Extracted data entries:
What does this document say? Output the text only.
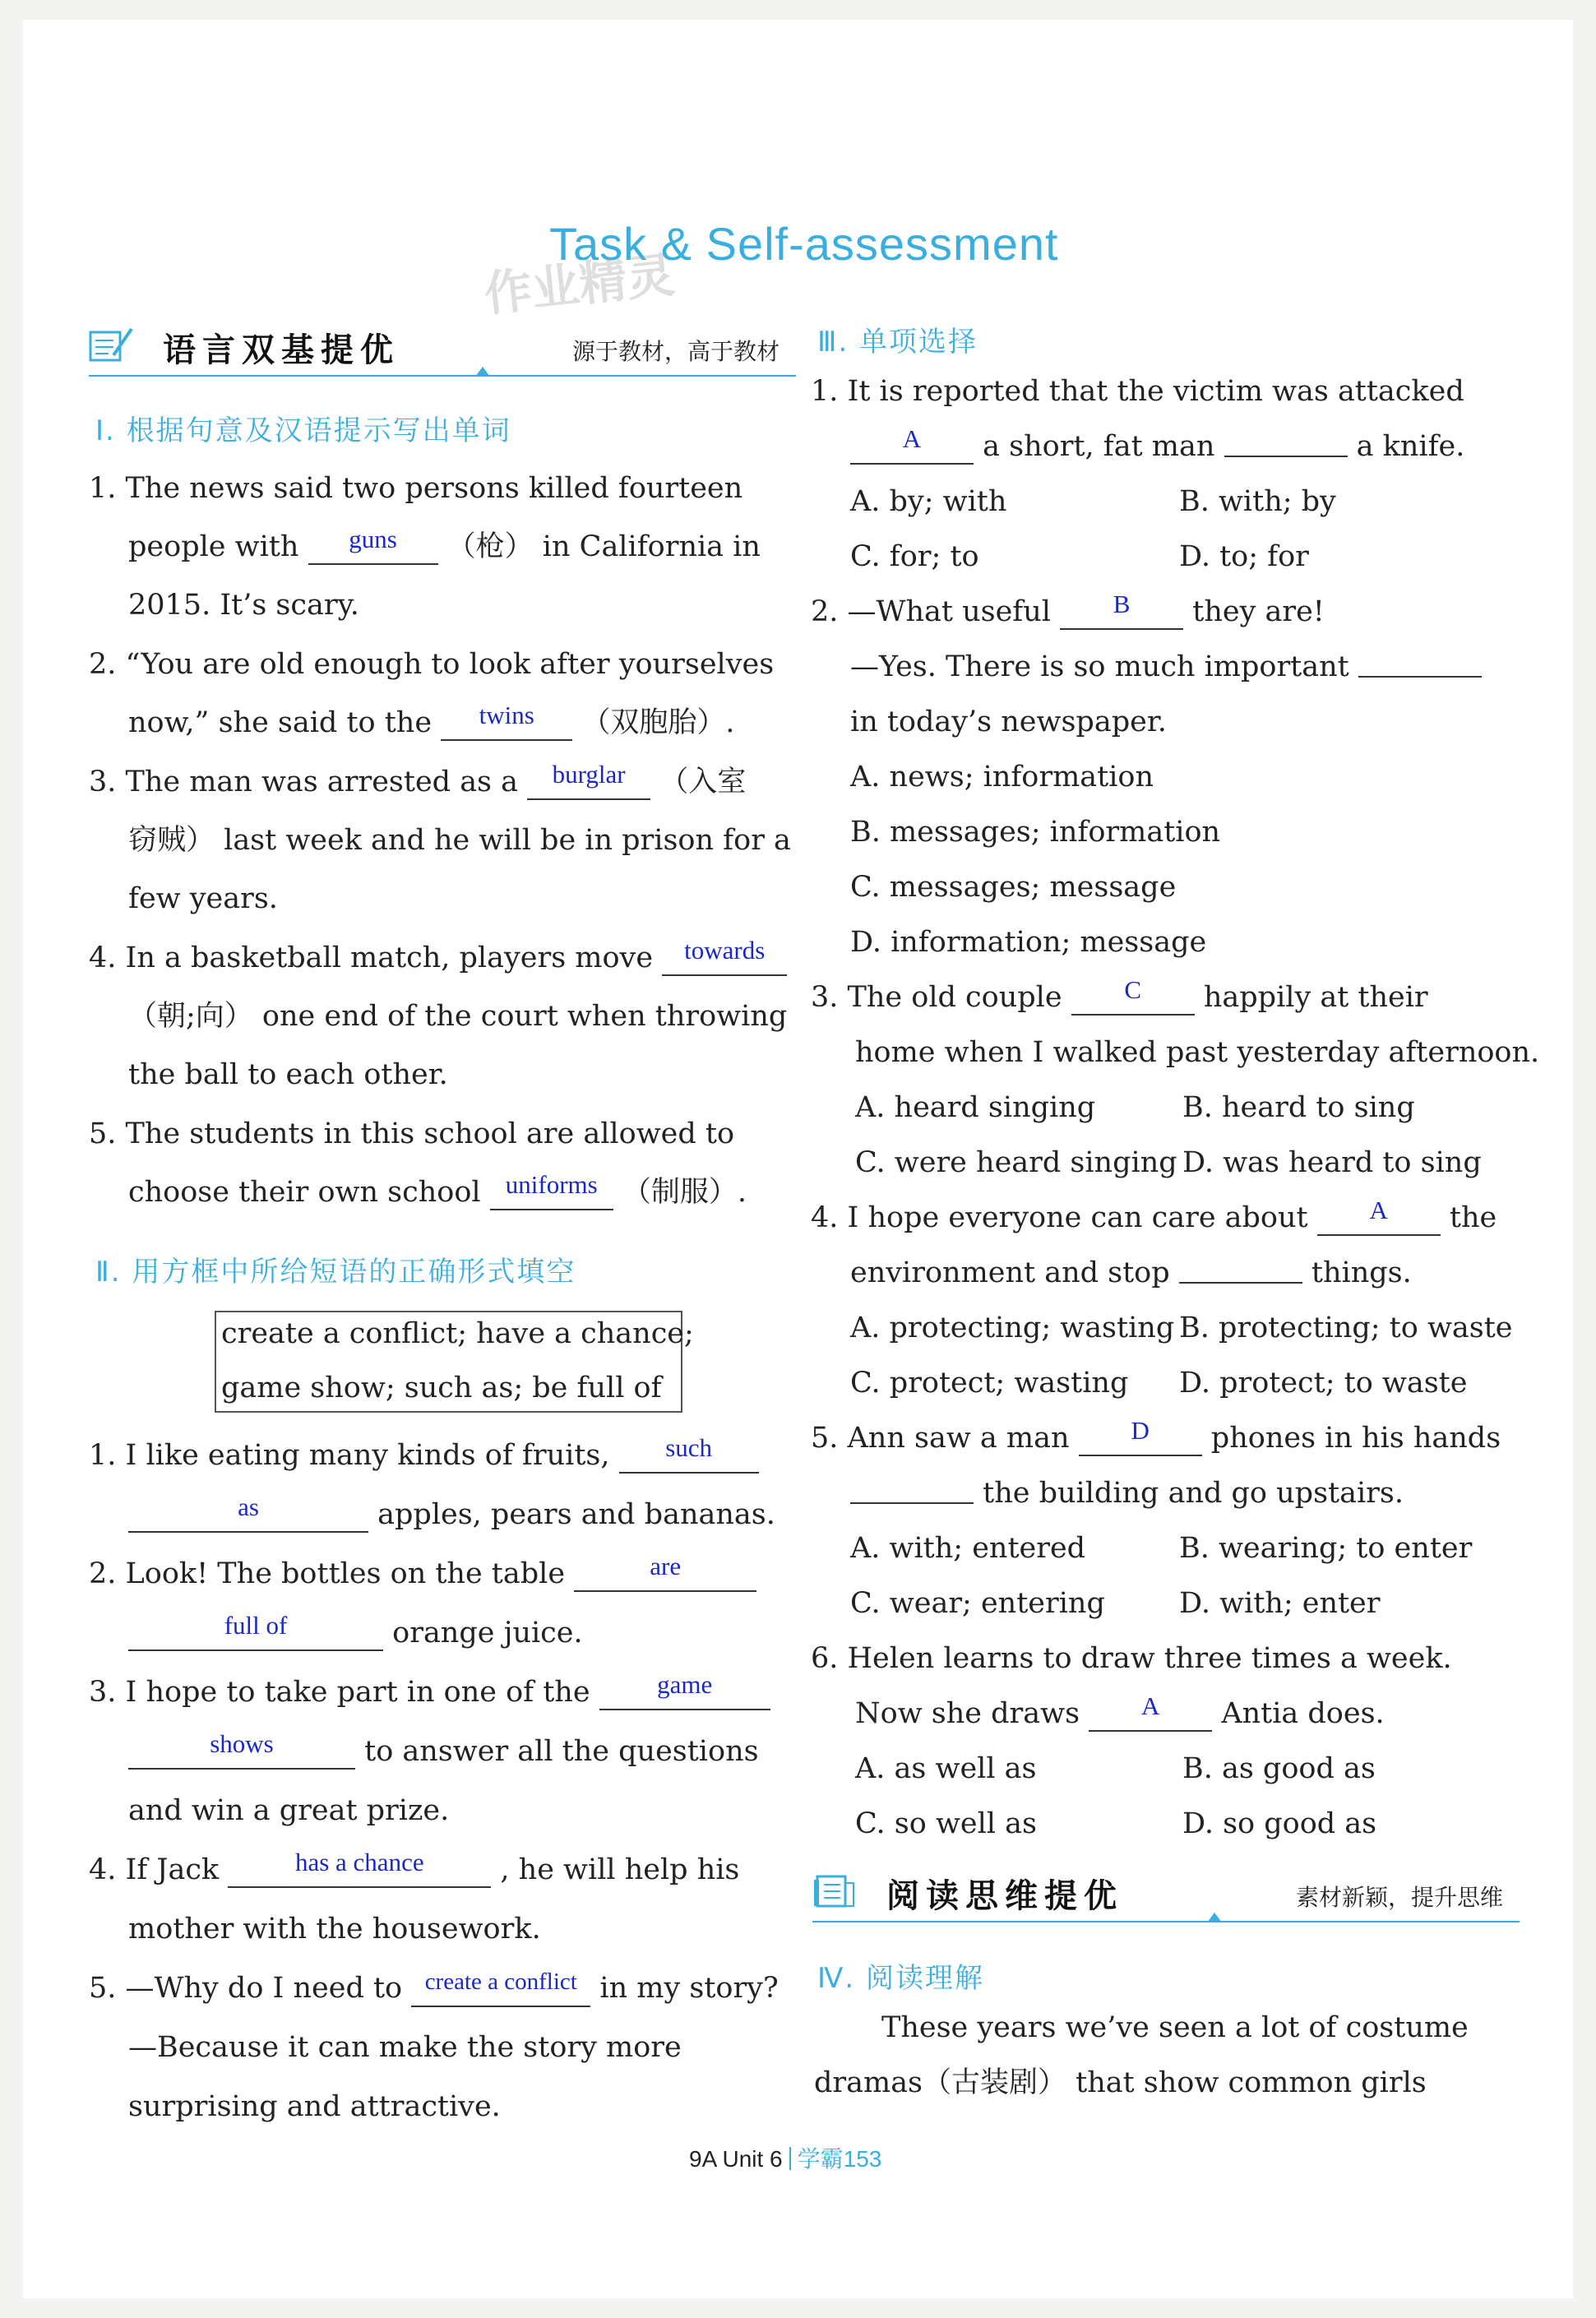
Task & Self-assessment
作业精灵
语言双基提优	源于教材，高于教材
Ⅰ. 根据句意及汉语提示写出单词
1. The news said two persons killed fourteen
people with guns （枪） in California in
2015. It’s scary.
2. “You are old enough to look after yourselves
now,” she said to the twins （双胞胎）.
3. The man was arrested as a burglar （入室
窃贼） last week and he will be in prison for a
few years.
4. In a basketball match, players move towards
（朝;向） one end of the court when throwing
the ball to each other.
5. The students in this school are allowed to
choose their own school uniforms （制服）.
Ⅱ. 用方框中所给短语的正确形式填空
create a conflict; have a chance;
game show; such as; be full of
1. I like eating many kinds of fruits, such
as	apples, pears and bananas.
2. Look! The bottles on the table	are
full of	orange juice.
3. I hope to take part in one of the	game
shows	to answer all the questions
and win a great prize.
4. If Jack	has a chance	, he will help his
mother with the housework.
5. —Why do I need to $^{create a conflict}$ in my story?
—Because it can make the story more
surprising and attractive.
Ⅲ. 单项选择
1. It is reported that the victim was attacked
A a short, fat man	a knife.
A. by; with	B. with; by
C. for; to	D. to; for
2. —What useful B they are!
—Yes. There is so much important
in today’s newspaper.
A. news; information
B. messages; information
C. messages; message
D. information; message
3. The old couple C happily at their
home when I walked past yesterday afternoon.
A. heard singing	B. heard to sing
C. were heard singing D. was heard to sing
4. I hope everyone can care about A the
environment and stop	things.
A. protecting; wasting B. protecting; to waste
C. protect; wasting D. protect; to waste
5. Ann saw a man D phones in his hands
the building and go upstairs.
A. with; entered	B. wearing; to enter
C. wear; entering	D. with; enter
6. Helen learns to draw three times a week.
Now she draws A Antia does.
A. as well as	B. as good as
C. so well as	D. so good as
阅读思维提优	素材新颖，提升思维
Ⅳ. 阅读理解
These years we’ve seen a lot of costume
dramas（古装剧） that show common girls
9A Unit 6 学霸153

## [Goal]
Set down the material exactly, every line of it, except for the pictures.

## [Solution to this exercise]
What does this document say? Output the text only.
Task & Self-assessment
作业精灵
语言双基提优	源于教材，高于教材
Ⅰ. 根据句意及汉语提示写出单词
1. The news said two persons killed fourteen
people with guns （枪） in California in
2015. It’s scary.
2. “You are old enough to look after yourselves
now,” she said to the twins （双胞胎）.
3. The man was arrested as a burglar （入室
窃贼） last week and he will be in prison for a
few years.
4. In a basketball match, players move towards
（朝;向） one end of the court when throwing
the ball to each other.
5. The students in this school are allowed to
choose their own school uniforms （制服）.
Ⅱ. 用方框中所给短语的正确形式填空
create a conflict; have a chance;
game show; such as; be full of
1. I like eating many kinds of fruits, such
as	apples, pears and bananas.
2. Look! The bottles on the table	are
full of	orange juice.
3. I hope to take part in one of the	game
shows	to answer all the questions
and win a great prize.
4. If Jack	has a chance	, he will help his
mother with the housework.
5. —Why do I need to $^{create a conflict}$ in my story?
—Because it can make the story more
surprising and attractive.
Ⅲ. 单项选择
1. It is reported that the victim was attacked
A a short, fat man	a knife.
A. by; with	B. with; by
C. for; to	D. to; for
2. —What useful B they are!
—Yes. There is so much important
in today’s newspaper.
A. news; information
B. messages; information
C. messages; message
D. information; message
3. The old couple C happily at their
home when I walked past yesterday afternoon.
A. heard singing	B. heard to sing
C. were heard singing D. was heard to sing
4. I hope everyone can care about A the
environment and stop	things.
A. protecting; wasting B. protecting; to waste
C. protect; wasting D. protect; to waste
5. Ann saw a man D phones in his hands
the building and go upstairs.
A. with; entered	B. wearing; to enter
C. wear; entering	D. with; enter
6. Helen learns to draw three times a week.
Now she draws A Antia does.
A. as well as	B. as good as
C. so well as	D. so good as
阅读思维提优	素材新颖，提升思维
Ⅳ. 阅读理解
These years we’ve seen a lot of costume
dramas（古装剧） that show common girls
9A Unit 6 学霸153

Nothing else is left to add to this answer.